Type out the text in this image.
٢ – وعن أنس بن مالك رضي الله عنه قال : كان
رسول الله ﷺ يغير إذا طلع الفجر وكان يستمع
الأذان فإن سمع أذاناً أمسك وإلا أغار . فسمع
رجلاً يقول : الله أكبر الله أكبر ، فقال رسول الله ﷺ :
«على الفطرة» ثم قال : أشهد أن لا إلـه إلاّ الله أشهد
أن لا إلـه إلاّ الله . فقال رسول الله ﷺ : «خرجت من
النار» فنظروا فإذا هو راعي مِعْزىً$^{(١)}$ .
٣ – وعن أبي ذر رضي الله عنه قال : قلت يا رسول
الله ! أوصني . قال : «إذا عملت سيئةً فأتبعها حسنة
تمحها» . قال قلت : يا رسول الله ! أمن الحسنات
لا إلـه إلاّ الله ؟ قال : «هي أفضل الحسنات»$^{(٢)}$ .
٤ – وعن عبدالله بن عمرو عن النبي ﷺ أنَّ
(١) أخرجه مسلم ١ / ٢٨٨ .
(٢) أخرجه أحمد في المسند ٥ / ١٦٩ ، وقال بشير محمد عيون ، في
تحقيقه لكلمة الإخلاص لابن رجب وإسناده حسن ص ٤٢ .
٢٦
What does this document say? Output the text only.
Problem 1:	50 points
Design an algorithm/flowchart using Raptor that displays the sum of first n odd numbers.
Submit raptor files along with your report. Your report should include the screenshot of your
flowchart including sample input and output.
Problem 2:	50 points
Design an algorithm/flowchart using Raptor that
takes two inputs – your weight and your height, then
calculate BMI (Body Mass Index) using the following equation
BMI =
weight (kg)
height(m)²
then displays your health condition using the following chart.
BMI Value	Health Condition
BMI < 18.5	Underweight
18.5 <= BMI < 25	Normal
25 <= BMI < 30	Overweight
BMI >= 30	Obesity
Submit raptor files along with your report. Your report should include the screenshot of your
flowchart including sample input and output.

* * * * * * * * *

STATED TASK: Please list every line of the records that contains "أخرجه".

RESULT:
(١) أخرجه مسلم ١ / ٢٨٨ .
(٢) أخرجه أحمد في المسند ٥ / ١٦٩ ، وقال بشير محمد عيون ، في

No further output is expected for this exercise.